> _Supplied records_:
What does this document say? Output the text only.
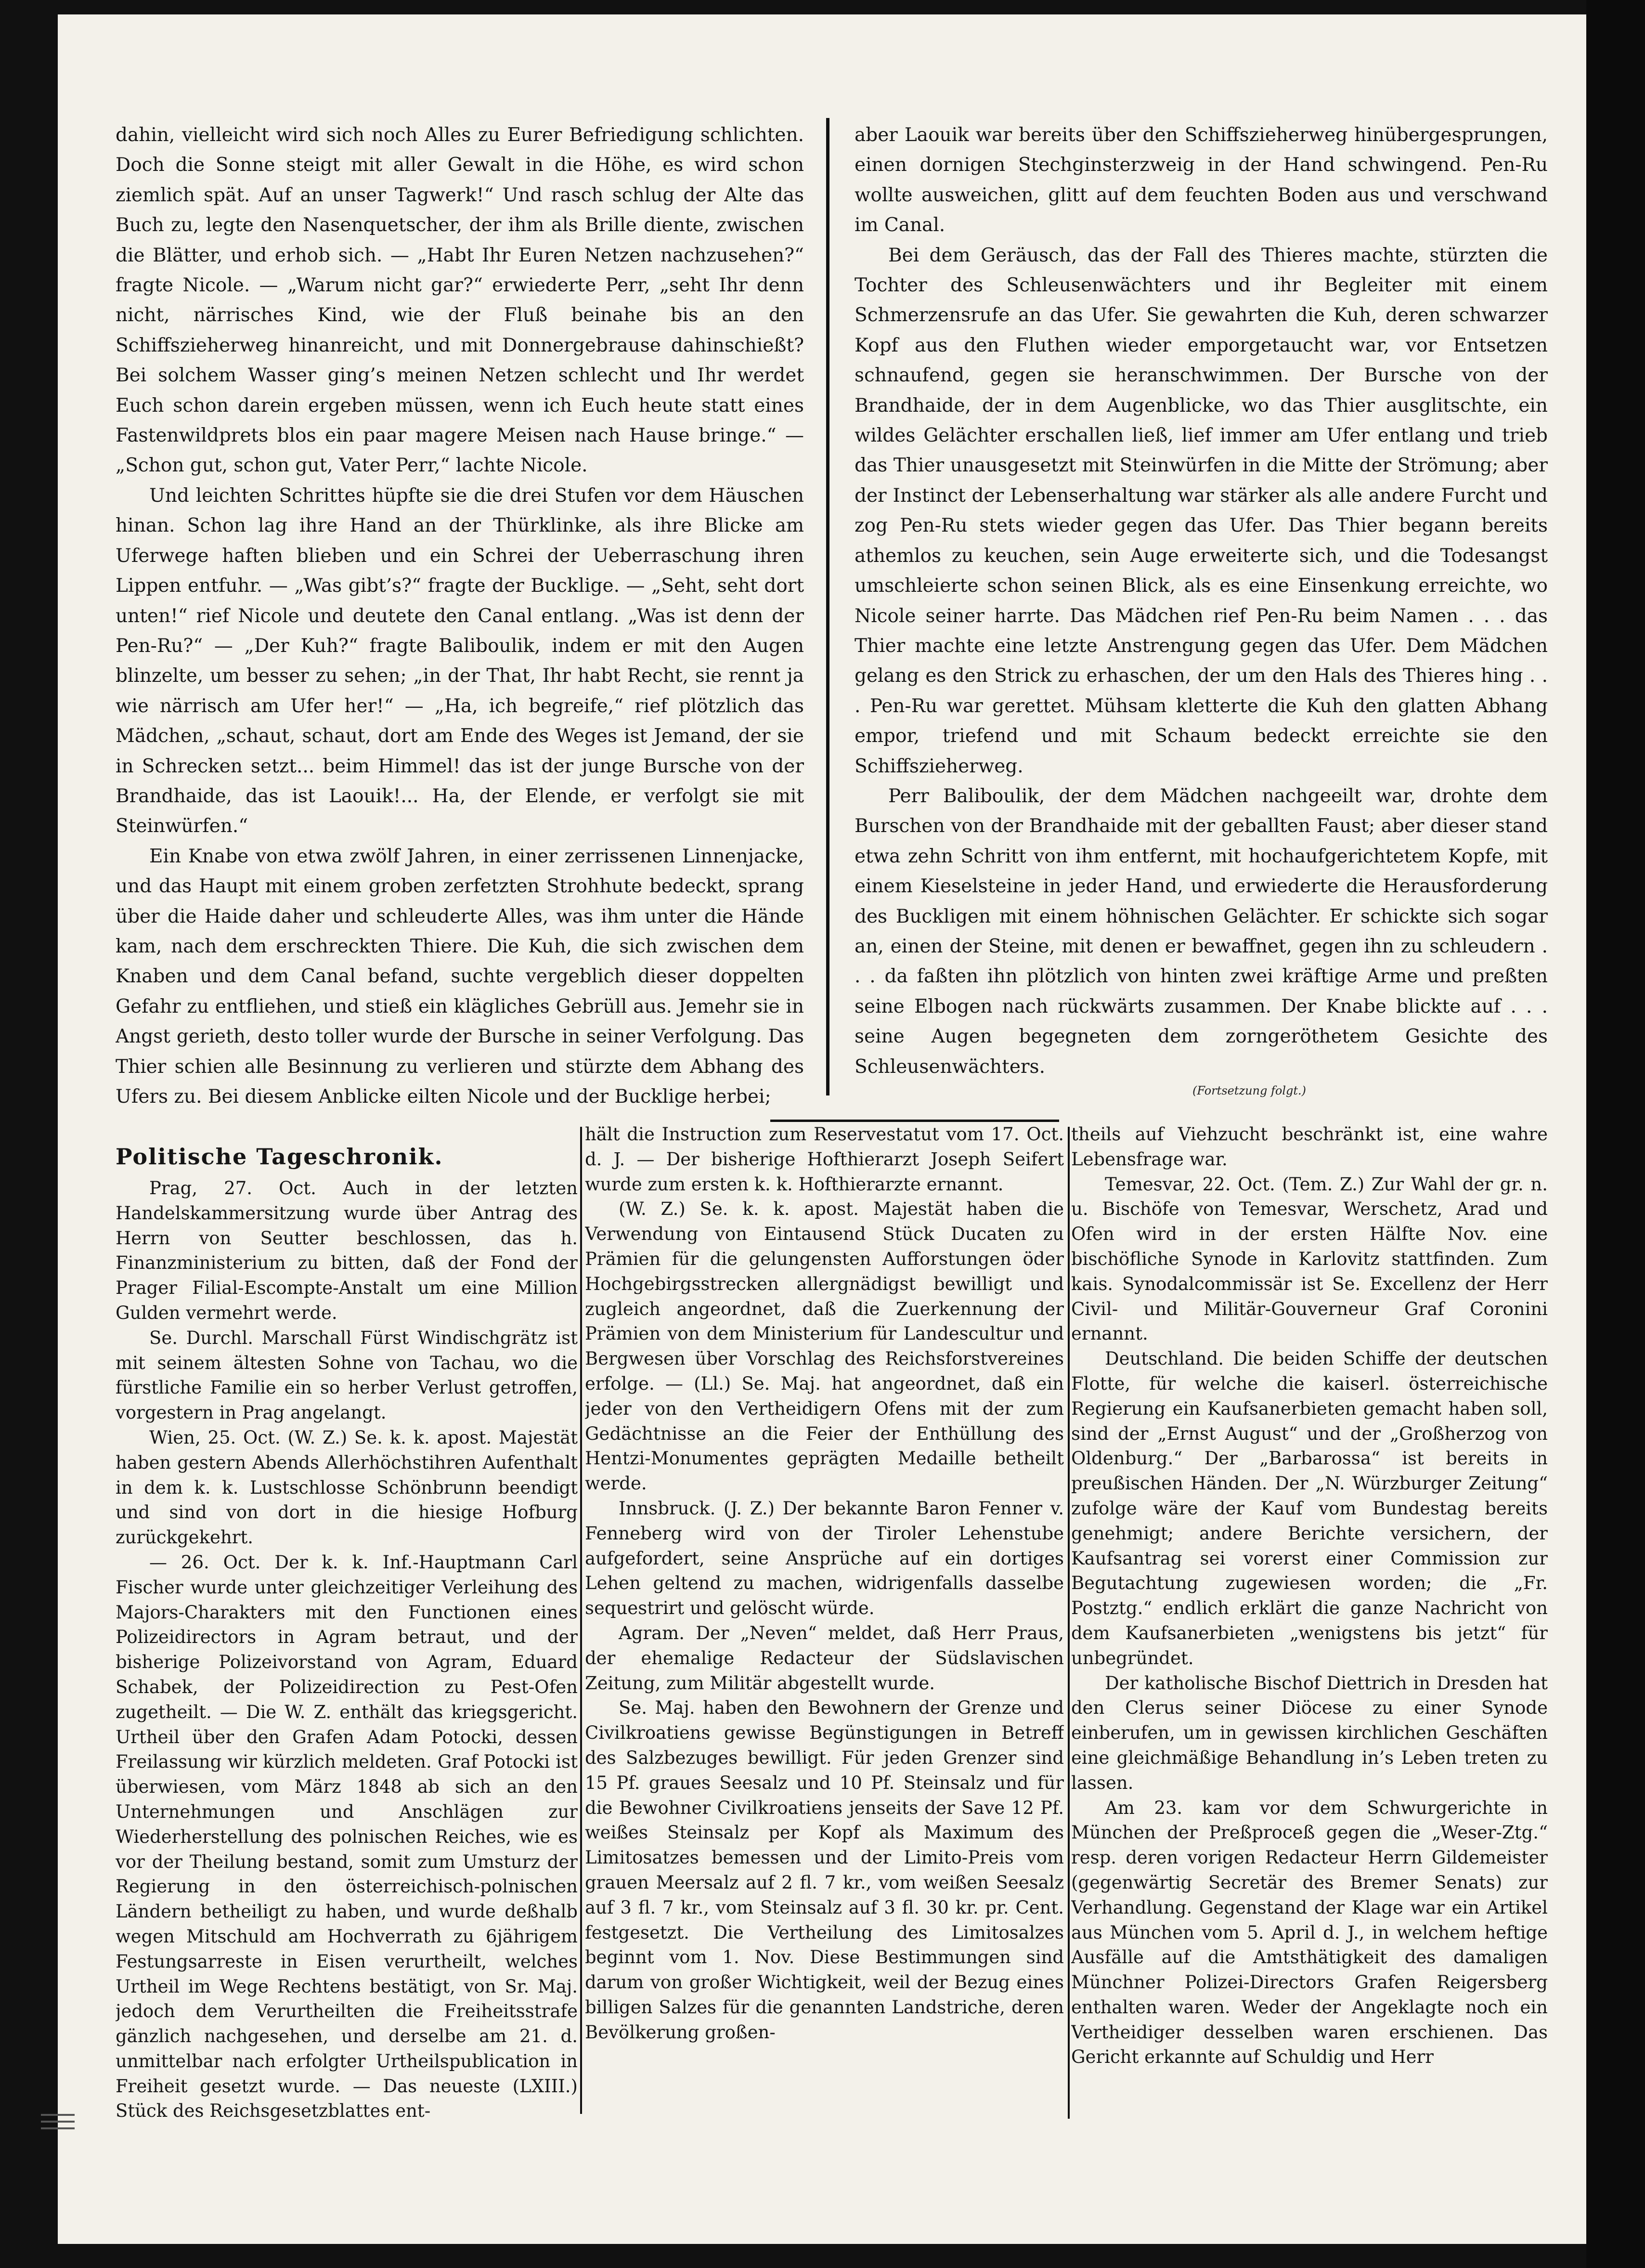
dahin, vielleicht wird sich noch Alles zu Eurer Befriedigung schlichten. Doch die Sonne steigt mit aller Gewalt in die Höhe, es wird schon ziemlich spät. Auf an unser Tagwerk!“ Und rasch schlug der Alte das Buch zu, legte den Nasenquetscher, der ihm als Brille diente, zwischen die Blätter, und erhob sich. — „Habt Ihr Euren Netzen nachzusehen?“ fragte Nicole. — „Warum nicht gar?“ erwiederte Perr, „seht Ihr denn nicht, närrisches Kind, wie der Fluß beinahe bis an den Schiffszieherweg hinanreicht, und mit Donnergebrause dahinschießt? Bei solchem Wasser ging’s meinen Netzen schlecht und Ihr werdet Euch schon darein ergeben müssen, wenn ich Euch heute statt eines Fastenwildprets blos ein paar magere Meisen nach Hause bringe.“ — „Schon gut, schon gut, Vater Perr,“ lachte Nicole.

Und leichten Schrittes hüpfte sie die drei Stufen vor dem Häuschen hinan. Schon lag ihre Hand an der Thürklinke, als ihre Blicke am Uferwege haften blieben und ein Schrei der Ueberraschung ihren Lippen entfuhr. — „Was gibt’s?“ fragte der Bucklige. — „Seht, seht dort unten!“ rief Nicole und deutete den Canal entlang. „Was ist denn der Pen-Ru?“ — „Der Kuh?“ fragte Baliboulik, indem er mit den Augen blinzelte, um besser zu sehen; „in der That, Ihr habt Recht, sie rennt ja wie närrisch am Ufer her!“ — „Ha, ich begreife,“ rief plötzlich das Mädchen, „schaut, schaut, dort am Ende des Weges ist Jemand, der sie in Schrecken setzt... beim Himmel! das ist der junge Bursche von der Brandhaide, das ist Laouik!... Ha, der Elende, er verfolgt sie mit Steinwürfen.“

Ein Knabe von etwa zwölf Jahren, in einer zerrissenen Linnenjacke, und das Haupt mit einem groben zerfetzten Strohhute bedeckt, sprang über die Haide daher und schleuderte Alles, was ihm unter die Hände kam, nach dem erschreckten Thiere. Die Kuh, die sich zwischen dem Knaben und dem Canal befand, suchte vergeblich dieser doppelten Gefahr zu entfliehen, und stieß ein klägliches Gebrüll aus. Jemehr sie in Angst gerieth, desto toller wurde der Bursche in seiner Verfolgung. Das Thier schien alle Besinnung zu verlieren und stürzte dem Abhang des Ufers zu. Bei diesem Anblicke eilten Nicole und der Bucklige herbei;

aber Laouik war bereits über den Schiffszieherweg hinübergesprungen, einen dornigen Stechginsterzweig in der Hand schwingend. Pen-Ru wollte ausweichen, glitt auf dem feuchten Boden aus und verschwand im Canal.

Bei dem Geräusch, das der Fall des Thieres machte, stürzten die Tochter des Schleusenwächters und ihr Begleiter mit einem Schmerzensrufe an das Ufer. Sie gewahrten die Kuh, deren schwarzer Kopf aus den Fluthen wieder emporgetaucht war, vor Entsetzen schnaufend, gegen sie heranschwimmen. Der Bursche von der Brandhaide, der in dem Augenblicke, wo das Thier ausglitschte, ein wildes Gelächter erschallen ließ, lief immer am Ufer entlang und trieb das Thier unausgesetzt mit Steinwürfen in die Mitte der Strömung; aber der Instinct der Lebenserhaltung war stärker als alle andere Furcht und zog Pen-Ru stets wieder gegen das Ufer. Das Thier begann bereits athemlos zu keuchen, sein Auge erweiterte sich, und die Todesangst umschleierte schon seinen Blick, als es eine Einsenkung erreichte, wo Nicole seiner harrte. Das Mädchen rief Pen-Ru beim Namen . . . das Thier machte eine letzte Anstrengung gegen das Ufer. Dem Mädchen gelang es den Strick zu erhaschen, der um den Hals des Thieres hing . . . Pen-Ru war gerettet. Mühsam kletterte die Kuh den glatten Abhang empor, triefend und mit Schaum bedeckt erreichte sie den Schiffszieherweg.

Perr Baliboulik, der dem Mädchen nachgeeilt war, drohte dem Burschen von der Brandhaide mit der geballten Faust; aber dieser stand etwa zehn Schritt von ihm entfernt, mit hochaufgerichtetem Kopfe, mit einem Kieselsteine in jeder Hand, und erwiederte die Herausforderung des Buckligen mit einem höhnischen Gelächter. Er schickte sich sogar an, einen der Steine, mit denen er bewaffnet, gegen ihn zu schleudern . . . da faßten ihn plötzlich von hinten zwei kräftige Arme und preßten seine Elbogen nach rückwärts zusammen. Der Knabe blickte auf . . . seine Augen begegneten dem zorngeröthetem Gesichte des Schleusenwächters.

(Fortsetzung folgt.)
Politische Tageschronik.

Prag, 27. Oct. Auch in der letzten Handelskammersitzung wurde über Antrag des Herrn von Seutter beschlossen, das h. Finanzministerium zu bitten, daß der Fond der Prager Filial-Escompte-Anstalt um eine Million Gulden vermehrt werde.

Se. Durchl. Marschall Fürst Windischgrätz ist mit seinem ältesten Sohne von Tachau, wo die fürstliche Familie ein so herber Verlust getroffen, vorgestern in Prag angelangt.

Wien, 25. Oct. (W. Z.) Se. k. k. apost. Majestät haben gestern Abends Allerhöchstihren Aufenthalt in dem k. k. Lustschlosse Schönbrunn beendigt und sind von dort in die hiesige Hofburg zurückgekehrt.

— 26. Oct. Der k. k. Inf.-Hauptmann Carl Fischer wurde unter gleichzeitiger Verleihung des Majors-Charakters mit den Functionen eines Polizeidirectors in Agram betraut, und der bisherige Polizeivorstand von Agram, Eduard Schabek, der Polizeidirection zu Pest-Ofen zugetheilt. — Die W. Z. enthält das kriegsgericht. Urtheil über den Grafen Adam Potocki, dessen Freilassung wir kürzlich meldeten. Graf Potocki ist überwiesen, vom März 1848 ab sich an den Unternehmungen und Anschlägen zur Wiederherstellung des polnischen Reiches, wie es vor der Theilung bestand, somit zum Umsturz der Regierung in den österreichisch-polnischen Ländern betheiligt zu haben, und wurde deßhalb wegen Mitschuld am Hochverrath zu 6jährigem Festungsarreste in Eisen verurtheilt, welches Urtheil im Wege Rechtens bestätigt, von Sr. Maj. jedoch dem Verurtheilten die Freiheitsstrafe gänzlich nachgesehen, und derselbe am 21. d. unmittelbar nach erfolgter Urtheilspublication in Freiheit gesetzt wurde. — Das neueste (LXIII.) Stück des Reichsgesetzblattes ent-

hält die Instruction zum Reservestatut vom 17. Oct. d. J. — Der bisherige Hofthierarzt Joseph Seifert wurde zum ersten k. k. Hofthierarzte ernannt.

(W. Z.) Se. k. k. apost. Majestät haben die Verwendung von Eintausend Stück Ducaten zu Prämien für die gelungensten Aufforstungen öder Hochgebirgsstrecken allergnädigst bewilligt und zugleich angeordnet, daß die Zuerkennung der Prämien von dem Ministerium für Landescultur und Bergwesen über Vorschlag des Reichsforstvereines erfolge. — (Ll.) Se. Maj. hat angeordnet, daß ein jeder von den Vertheidigern Ofens mit der zum Gedächtnisse an die Feier der Enthüllung des Hentzi-Monumentes geprägten Medaille betheilt werde.

Innsbruck. (J. Z.) Der bekannte Baron Fenner v. Fenneberg wird von der Tiroler Lehenstube aufgefordert, seine Ansprüche auf ein dortiges Lehen geltend zu machen, widrigenfalls dasselbe sequestrirt und gelöscht würde.

Agram. Der „Neven“ meldet, daß Herr Praus, der ehemalige Redacteur der Südslavischen Zeitung, zum Militär abgestellt wurde.

Se. Maj. haben den Bewohnern der Grenze und Civilkroatiens gewisse Begünstigungen in Betreff des Salzbezuges bewilligt. Für jeden Grenzer sind 15 Pf. graues Seesalz und 10 Pf. Steinsalz und für die Bewohner Civilkroatiens jenseits der Save 12 Pf. weißes Steinsalz per Kopf als Maximum des Limitosatzes bemessen und der Limito-Preis vom grauen Meersalz auf 2 fl. 7 kr., vom weißen Seesalz auf 3 fl. 7 kr., vom Steinsalz auf 3 fl. 30 kr. pr. Cent. festgesetzt. Die Vertheilung des Limitosalzes beginnt vom 1. Nov. Diese Bestimmungen sind darum von großer Wichtigkeit, weil der Bezug eines billigen Salzes für die genannten Landstriche, deren Bevölkerung großen-

theils auf Viehzucht beschränkt ist, eine wahre Lebensfrage war.

Temesvar, 22. Oct. (Tem. Z.) Zur Wahl der gr. n. u. Bischöfe von Temesvar, Werschetz, Arad und Ofen wird in der ersten Hälfte Nov. eine bischöfliche Synode in Karlovitz stattfinden. Zum kais. Synodalcommissär ist Se. Excellenz der Herr Civil- und Militär-Gouverneur Graf Coronini ernannt.

Deutschland. Die beiden Schiffe der deutschen Flotte, für welche die kaiserl. österreichische Regierung ein Kaufsanerbieten gemacht haben soll, sind der „Ernst August“ und der „Großherzog von Oldenburg.“ Der „Barbarossa“ ist bereits in preußischen Händen. Der „N. Würzburger Zeitung“ zufolge wäre der Kauf vom Bundestag bereits genehmigt; andere Berichte versichern, der Kaufsantrag sei vorerst einer Commission zur Begutachtung zugewiesen worden; die „Fr. Postztg.“ endlich erklärt die ganze Nachricht von dem Kaufsanerbieten „wenigstens bis jetzt“ für unbegründet.

Der katholische Bischof Diettrich in Dresden hat den Clerus seiner Diöcese zu einer Synode einberufen, um in gewissen kirchlichen Geschäften eine gleichmäßige Behandlung in’s Leben treten zu lassen.

Am 23. kam vor dem Schwurgerichte in München der Preßproceß gegen die „Weser-Ztg.“ resp. deren vorigen Redacteur Herrn Gildemeister (gegenwärtig Secretär des Bremer Senats) zur Verhandlung. Gegenstand der Klage war ein Artikel aus München vom 5. April d. J., in welchem heftige Ausfälle auf die Amtsthätigkeit des damaligen Münchner Polizei-Directors Grafen Reigersberg enthalten waren. Weder der Angeklagte noch ein Vertheidiger desselben waren erschienen. Das Gericht erkannte auf Schuldig und Herr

> _Given problem_: Every line that holds the string "jeder" should be returned.

> _Response to the task_:
Perr Baliboulik, der dem Mädchen nachgeeilt war, drohte dem Burschen von der Brandhaide mit der geballten Faust; aber dieser stand etwa zehn Schritt von ihm entfernt, mit hochaufgerichtetem Kopfe, mit einem Kieselsteine in jeder Hand, und erwiederte die Herausforderung des Buckligen mit einem höhnischen Gelächter. Er schickte sich sogar an, einen der Steine, mit denen er bewaffnet, gegen ihn zu schleudern . . . da faßten ihn plötzlich von hinten zwei kräftige Arme und preßten seine Elbogen nach rückwärts zusammen. Der Knabe blickte auf . . . seine Augen begegneten dem zorngeröthetem Gesichte des Schleusenwächters.
(W. Z.) Se. k. k. apost. Majestät haben die Verwendung von Eintausend Stück Ducaten zu Prämien für die gelungensten Aufforstungen öder Hochgebirgsstrecken allergnädigst bewilligt und zugleich angeordnet, daß die Zuerkennung der Prämien von dem Ministerium für Landescultur und Bergwesen über Vorschlag des Reichsforstvereines erfolge. — (Ll.) Se. Maj. hat angeordnet, daß ein jeder von den Vertheidigern Ofens mit der zum Gedächtnisse an die Feier der Enthüllung des Hentzi-Monumentes geprägten Medaille betheilt werde.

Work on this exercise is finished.